** Start of Input rows **

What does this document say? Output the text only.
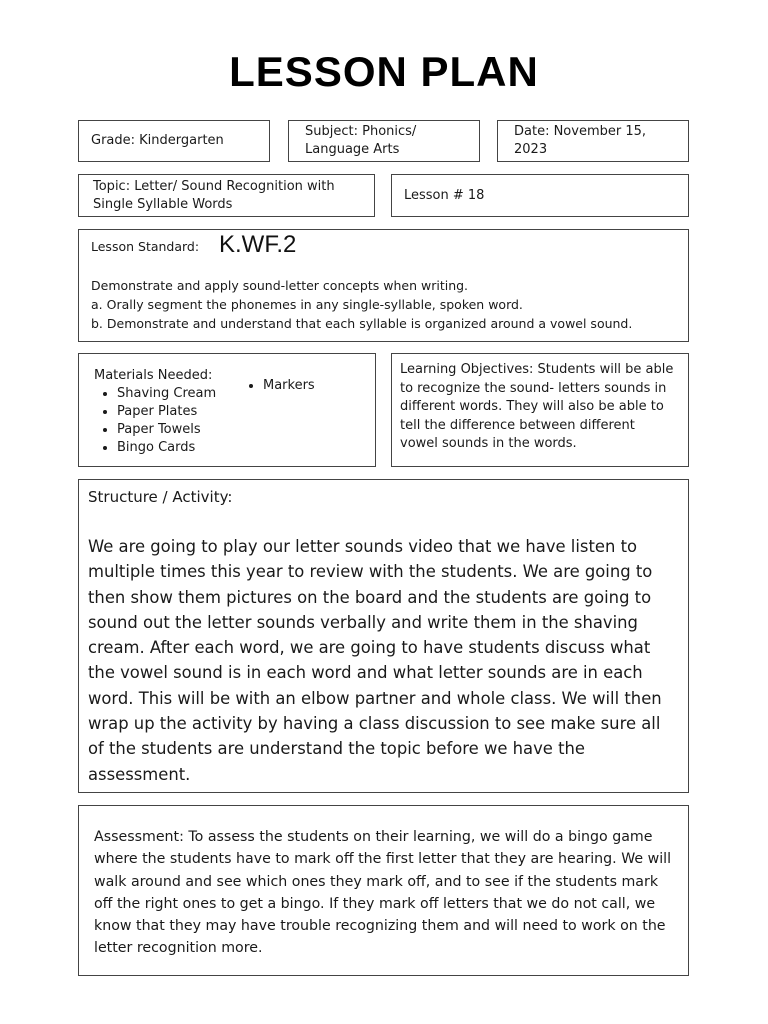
LESSON PLAN
Grade: Kindergarten
Subject: Phonics/ Language Arts
Date: November 15, 2023
Topic: Letter/ Sound Recognition with Single Syllable Words
Lesson # 18
Lesson Standard: K.WF.2
Demonstrate and apply sound-letter concepts when writing.
a. Orally segment the phonemes in any single-syllable, spoken word.
b. Demonstrate and understand that each syllable is organized around a vowel sound.
Materials Needed:
• Shaving Cream
• Paper Plates
• Paper Towels
• Bingo Cards
• Markers
Learning Objectives: Students will be able to recognize the sound- letters sounds in different words. They will also be able to tell the difference between different vowel sounds in the words.
Structure / Activity:
We are going to play our letter sounds video that we have listen to multiple times this year to review with the students. We are going to then show them pictures on the board and the students are going to sound out the letter sounds verbally and write them in the shaving cream. After each word, we are going to have students discuss what the vowel sound is in each word and what letter sounds are in each word. This will be with an elbow partner and whole class. We will then wrap up the activity by having a class discussion to see make sure all of the students are understand the topic before we have the assessment.
Assessment: To assess the students on their learning, we will do a bingo game where the students have to mark off the first letter that they are hearing. We will walk around and see which ones they mark off, and to see if the students mark off the right ones to get a bingo. If they mark off letters that we do not call, we know that they may have trouble recognizing them and will need to work on the letter recognition more.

** End of Input rows **

> _Challenge_: Without including any picture, repeat the data exactly.

> _Full output_:
What does this document say? Output the text only.
LESSON PLAN
Grade: Kindergarten
Subject: Phonics/ Language Arts
Date: November 15, 2023
Topic: Letter/ Sound Recognition with Single Syllable Words
Lesson # 18
Lesson Standard: K.WF.2
Demonstrate and apply sound-letter concepts when writing.
a. Orally segment the phonemes in any single-syllable, spoken word.
b. Demonstrate and understand that each syllable is organized around a vowel sound.
Materials Needed:
• Shaving Cream
• Paper Plates
• Paper Towels
• Bingo Cards
• Markers
Learning Objectives: Students will be able to recognize the sound- letters sounds in different words. They will also be able to tell the difference between different vowel sounds in the words.
Structure / Activity:
We are going to play our letter sounds video that we have listen to multiple times this year to review with the students. We are going to then show them pictures on the board and the students are going to sound out the letter sounds verbally and write them in the shaving cream. After each word, we are going to have students discuss what the vowel sound is in each word and what letter sounds are in each word. This will be with an elbow partner and whole class. We will then wrap up the activity by having a class discussion to see make sure all of the students are understand the topic before we have the assessment.
Assessment: To assess the students on their learning, we will do a bingo game where the students have to mark off the first letter that they are hearing. We will walk around and see which ones they mark off, and to see if the students mark off the right ones to get a bingo. If they mark off letters that we do not call, we know that they may have trouble recognizing them and will need to work on the letter recognition more.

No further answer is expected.